Saved data entries:
----
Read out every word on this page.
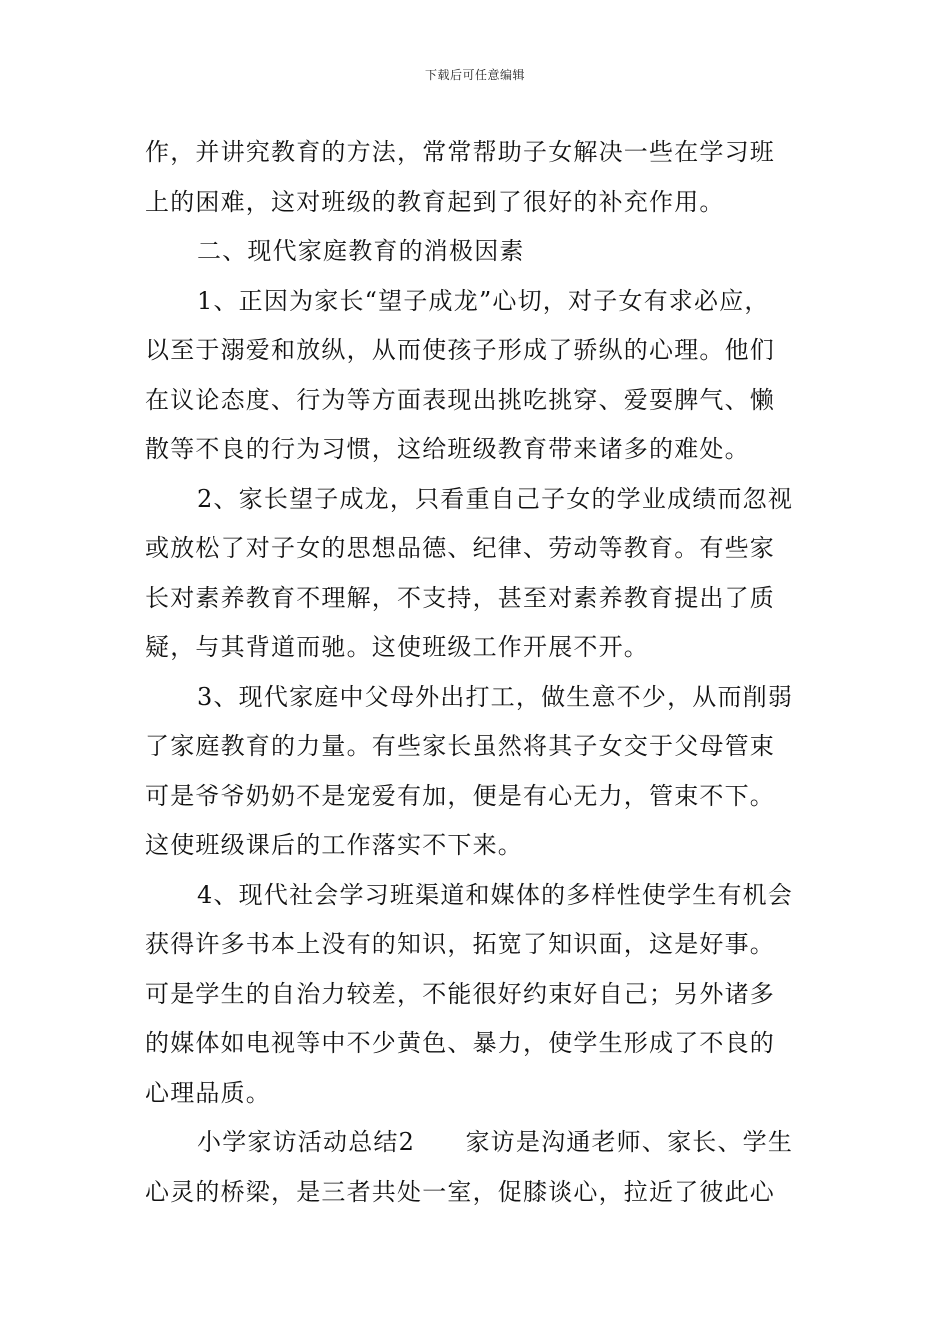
下载后可任意编辑
作，并讲究教育的方法，常常帮助子女解决一些在学习班
上的困难，这对班级的教育起到了很好的补充作用。
二、现代家庭教育的消极因素
1、正因为家长“望子成龙”心切，对子女有求必应，
以至于溺爱和放纵，从而使孩子形成了骄纵的心理。他们
在议论态度、行为等方面表现出挑吃挑穿、爱耍脾气、懒
散等不良的行为习惯，这给班级教育带来诸多的难处。
2、家长望子成龙，只看重自己子女的学业成绩而忽视
或放松了对子女的思想品德、纪律、劳动等教育。有些家
长对素养教育不理解，不支持，甚至对素养教育提出了质
疑，与其背道而驰。这使班级工作开展不开。
3、现代家庭中父母外出打工，做生意不少，从而削弱
了家庭教育的力量。有些家长虽然将其子女交于父母管束
可是爷爷奶奶不是宠爱有加，便是有心无力，管束不下。
这使班级课后的工作落实不下来。
4、现代社会学习班渠道和媒体的多样性使学生有机会
获得许多书本上没有的知识，拓宽了知识面，这是好事。
可是学生的自治力较差，不能很好约束好自己；另外诸多
的媒体如电视等中不少黄色、暴力，使学生形成了不良的
心理品质。
小学家访活动总结2　　家访是沟通老师、家长、学生
心灵的桥梁，是三者共处一室，促膝谈心，拉近了彼此心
----
• TO DO: Reproduce all of the material above word for word. Omit the pictures.

• TASK ANSWER:
Read out every word on this page.
下载后可任意编辑
作，并讲究教育的方法，常常帮助子女解决一些在学习班
上的困难，这对班级的教育起到了很好的补充作用。
二、现代家庭教育的消极因素
1、正因为家长“望子成龙”心切，对子女有求必应，
以至于溺爱和放纵，从而使孩子形成了骄纵的心理。他们
在议论态度、行为等方面表现出挑吃挑穿、爱耍脾气、懒
散等不良的行为习惯，这给班级教育带来诸多的难处。
2、家长望子成龙，只看重自己子女的学业成绩而忽视
或放松了对子女的思想品德、纪律、劳动等教育。有些家
长对素养教育不理解，不支持，甚至对素养教育提出了质
疑，与其背道而驰。这使班级工作开展不开。
3、现代家庭中父母外出打工，做生意不少，从而削弱
了家庭教育的力量。有些家长虽然将其子女交于父母管束
可是爷爷奶奶不是宠爱有加，便是有心无力，管束不下。
这使班级课后的工作落实不下来。
4、现代社会学习班渠道和媒体的多样性使学生有机会
获得许多书本上没有的知识，拓宽了知识面，这是好事。
可是学生的自治力较差，不能很好约束好自己；另外诸多
的媒体如电视等中不少黄色、暴力，使学生形成了不良的
心理品质。
小学家访活动总结2　　家访是沟通老师、家长、学生
心灵的桥梁，是三者共处一室，促膝谈心，拉近了彼此心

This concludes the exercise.